-- Text excerpt --
· · · · · · ·
Date: Tue, 11 Oct 2016 22:21:52 -0400
Subject: [PATCH 01/31] better implementation of the multiclass logic (in terms
 of design). debugging to-do

---
 sklearn/metrics/base.py               | 47 +++++++++++++++++++++++++++
 sklearn/metrics/ranking.py            | 27 +++++++++++----
 sklearn/metrics/tests/test_ranking.py | 13 ++++++++
 3 files changed, 81 insertions(+), 6 deletions(-)

diff --git a/sklearn/metrics/base.py b/sklearn/metrics/base.py
index 0ad96c1afd059..73ae7bde14365 100644
--- a/sklearn/metrics/base.py
+++ b/sklearn/metrics/base.py
@@ -14,6 +14,7 @@
 
 from __future__ import division
 
+import itertools
 import numpy as np
 
 from ..utils import check_array, check_consistent_length
@@ -131,3 +132,49 @@ def _average_binary_score(binary_metric, y_true, y_score, average,
         return np.average(score, weights=average_weight)
     else:
         return score
+
+def _average_multiclass_score(binary_metric, y_true, y_score,
+                              average, multiclass):
+    """TODO: DOCUMENTATION
+    """
+    average_options = (None, "macro", "weighted")
+    if average not in average_options:
+        raise ValueError("average has to be one of {0}"
+                         "".format(average_options))
+    multiclass_options = ("ovo", "ovr")
+    if multiclass not in multiclass_options:
+        raise ValueError("{0} is not supported for multiclass ROC AUC"
+                         "".format(multiclass))
+
+    check_consistent_length(y_true, y_score)
+    y_true = check_array(y_true)
+    y_score = check_array(y_score)
+
+    not_average_axis = 1
+    average_weight = None
+    if average == "weighted":
+        average_weight = np.sum(y_true, axis=0)
+        if average_weight.sum() == 0:
+            return 0
+
+    if y_true.ndim == 1:
+        y_true = y_true.reshape((-1, 1))
+
+    if y_score.ndim == 1:
+        y_score = y_score.reshape((-1, 1))
+
+    if multiclass == "ovo":
+        n_labels = len(np.unique(y_true))
+        pairwise = [p for p in itertools.combinations(xrange(n_labels), 2)]
+        auc_scores_sum = 0
+        for pair in pairwise:
+            ix = np.in1d(y_true.ravel(), [pair[0], pair[1]]).reshape(y_true.shape)
+            y_true_filtered = y_true[np.where(ix)]
+            y_score_filtered = y_score[np.where(ix)[1],:][:,[pair[0], pair[1]]]
+            y_true_filtered_01 = [1 if x == pair[0] else 0 for x in y_true_filtered]
+            y_true_filtered_10 = [1 if x == pair[1] else 0 for x in y_true_filtered]
+            auc_scores_sum += (binary_metric(y_true_filtered_01, y_score_filtered[:,0]) +
+                               binary_metric(y_true_filtered_10, y_score_filtered[:,1]))/2.0
+        return auc_scores_sum * (2.0 / (n_labels * (n_labels - 1.0)))
+    else:
+        raise ValueError("TODO")
· · · · · · ·
-- What you need to do --
Which parameters does the function `_average_multiclass_score` in the patch take? List them in the order they appear. The material after this patch plays no role here.

-- Records supplied --
· · · · · · ·
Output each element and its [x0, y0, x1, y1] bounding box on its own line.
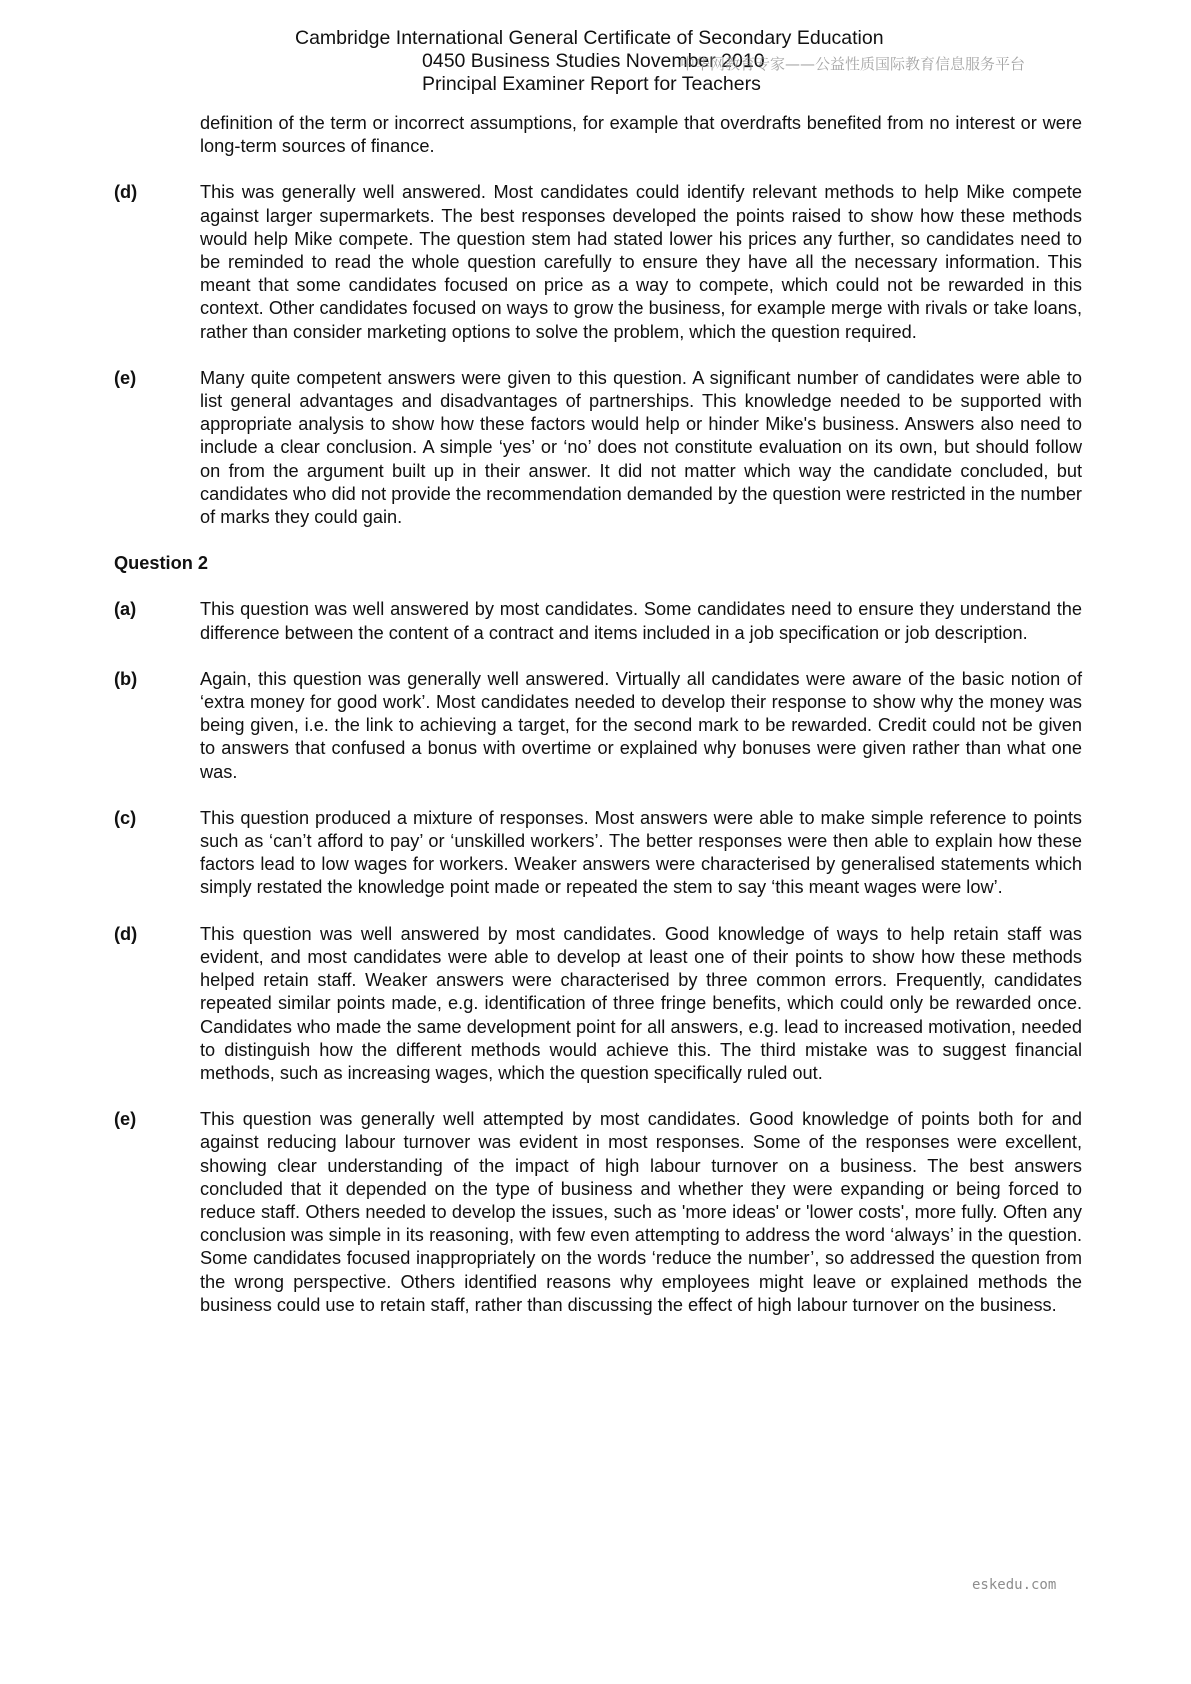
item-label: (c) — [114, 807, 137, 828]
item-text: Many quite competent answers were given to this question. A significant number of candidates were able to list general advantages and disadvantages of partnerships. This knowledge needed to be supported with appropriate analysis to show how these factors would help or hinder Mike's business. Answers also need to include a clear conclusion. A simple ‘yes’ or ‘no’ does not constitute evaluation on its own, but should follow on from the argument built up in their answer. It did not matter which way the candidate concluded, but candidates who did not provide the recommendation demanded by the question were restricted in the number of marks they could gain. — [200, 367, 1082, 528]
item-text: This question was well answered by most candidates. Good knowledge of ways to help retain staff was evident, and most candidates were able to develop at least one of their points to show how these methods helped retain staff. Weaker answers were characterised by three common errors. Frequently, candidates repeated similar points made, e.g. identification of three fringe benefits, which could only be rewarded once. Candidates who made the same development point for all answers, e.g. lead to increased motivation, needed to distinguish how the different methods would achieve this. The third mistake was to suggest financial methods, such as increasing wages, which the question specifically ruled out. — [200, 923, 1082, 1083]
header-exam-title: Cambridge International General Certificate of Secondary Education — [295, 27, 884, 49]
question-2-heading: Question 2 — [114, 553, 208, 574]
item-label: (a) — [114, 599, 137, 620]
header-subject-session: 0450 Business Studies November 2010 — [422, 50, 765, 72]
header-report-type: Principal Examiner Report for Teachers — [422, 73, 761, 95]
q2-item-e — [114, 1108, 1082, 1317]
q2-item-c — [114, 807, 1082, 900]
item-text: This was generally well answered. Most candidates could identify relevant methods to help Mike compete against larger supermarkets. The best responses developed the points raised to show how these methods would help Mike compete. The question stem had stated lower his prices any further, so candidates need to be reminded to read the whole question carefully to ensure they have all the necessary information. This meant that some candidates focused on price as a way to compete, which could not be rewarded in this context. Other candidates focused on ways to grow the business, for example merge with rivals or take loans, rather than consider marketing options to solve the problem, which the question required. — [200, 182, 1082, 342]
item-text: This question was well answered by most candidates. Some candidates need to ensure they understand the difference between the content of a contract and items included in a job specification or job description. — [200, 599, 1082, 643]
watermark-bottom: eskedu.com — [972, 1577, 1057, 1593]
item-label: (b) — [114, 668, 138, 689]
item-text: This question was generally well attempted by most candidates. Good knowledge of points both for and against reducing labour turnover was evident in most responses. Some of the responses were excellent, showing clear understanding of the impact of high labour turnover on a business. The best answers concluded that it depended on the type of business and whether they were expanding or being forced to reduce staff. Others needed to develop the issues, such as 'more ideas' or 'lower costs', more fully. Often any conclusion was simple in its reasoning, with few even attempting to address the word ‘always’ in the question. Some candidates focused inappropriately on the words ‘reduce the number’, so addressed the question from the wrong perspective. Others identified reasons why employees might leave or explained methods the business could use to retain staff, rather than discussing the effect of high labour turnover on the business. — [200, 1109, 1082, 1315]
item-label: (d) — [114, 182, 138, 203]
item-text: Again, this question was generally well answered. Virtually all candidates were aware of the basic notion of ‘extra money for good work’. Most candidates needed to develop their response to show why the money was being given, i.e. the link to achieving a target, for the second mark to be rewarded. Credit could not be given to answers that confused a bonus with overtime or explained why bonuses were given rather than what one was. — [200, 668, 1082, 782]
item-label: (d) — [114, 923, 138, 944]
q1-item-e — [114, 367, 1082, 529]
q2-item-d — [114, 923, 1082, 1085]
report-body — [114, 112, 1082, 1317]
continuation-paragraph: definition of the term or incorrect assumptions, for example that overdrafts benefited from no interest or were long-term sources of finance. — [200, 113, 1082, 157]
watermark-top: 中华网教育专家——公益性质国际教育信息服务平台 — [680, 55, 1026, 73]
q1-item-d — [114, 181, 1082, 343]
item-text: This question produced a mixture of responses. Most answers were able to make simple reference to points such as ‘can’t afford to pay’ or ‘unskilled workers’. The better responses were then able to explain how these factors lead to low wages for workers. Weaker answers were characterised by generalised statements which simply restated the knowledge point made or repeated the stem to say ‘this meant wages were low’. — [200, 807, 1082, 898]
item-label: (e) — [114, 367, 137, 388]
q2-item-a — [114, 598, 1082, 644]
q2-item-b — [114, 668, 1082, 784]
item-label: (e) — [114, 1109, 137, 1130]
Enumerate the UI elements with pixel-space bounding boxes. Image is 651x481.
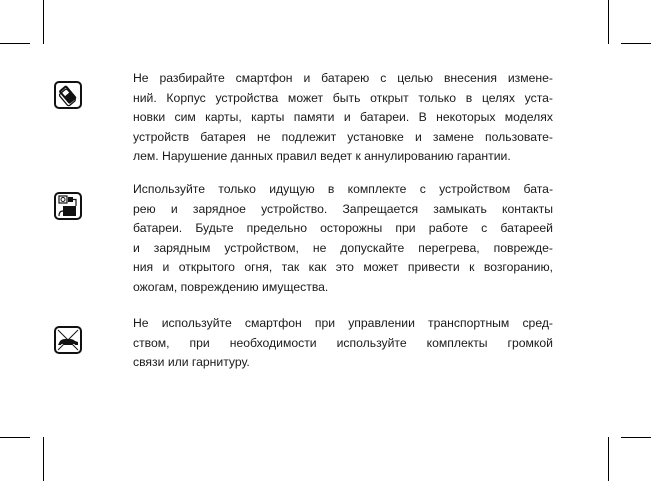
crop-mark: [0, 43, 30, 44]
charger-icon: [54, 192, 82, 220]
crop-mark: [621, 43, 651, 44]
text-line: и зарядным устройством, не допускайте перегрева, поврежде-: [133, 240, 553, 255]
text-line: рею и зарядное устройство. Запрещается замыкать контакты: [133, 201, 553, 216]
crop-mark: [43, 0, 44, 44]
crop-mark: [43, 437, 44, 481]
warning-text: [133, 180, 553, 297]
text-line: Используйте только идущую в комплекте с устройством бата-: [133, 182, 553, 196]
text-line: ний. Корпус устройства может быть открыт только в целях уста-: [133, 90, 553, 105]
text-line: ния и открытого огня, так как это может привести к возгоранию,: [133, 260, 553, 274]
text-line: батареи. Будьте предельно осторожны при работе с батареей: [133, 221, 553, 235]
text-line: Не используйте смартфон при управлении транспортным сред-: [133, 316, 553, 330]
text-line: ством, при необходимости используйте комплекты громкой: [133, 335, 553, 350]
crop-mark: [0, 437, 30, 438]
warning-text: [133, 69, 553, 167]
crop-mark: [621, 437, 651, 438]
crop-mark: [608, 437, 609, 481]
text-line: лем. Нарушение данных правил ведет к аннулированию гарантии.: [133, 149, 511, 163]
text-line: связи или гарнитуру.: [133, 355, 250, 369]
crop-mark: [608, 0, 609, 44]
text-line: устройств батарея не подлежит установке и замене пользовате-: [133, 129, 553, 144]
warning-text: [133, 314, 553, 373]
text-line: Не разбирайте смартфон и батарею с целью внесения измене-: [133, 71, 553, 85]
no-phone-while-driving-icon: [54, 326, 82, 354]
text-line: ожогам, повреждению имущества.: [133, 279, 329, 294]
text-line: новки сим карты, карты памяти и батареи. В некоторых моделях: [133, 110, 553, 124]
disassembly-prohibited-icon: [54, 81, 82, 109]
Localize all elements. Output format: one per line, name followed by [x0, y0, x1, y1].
· · · · · · ·
-- Response --
binary_metric, y_true, y_score, average, multiclass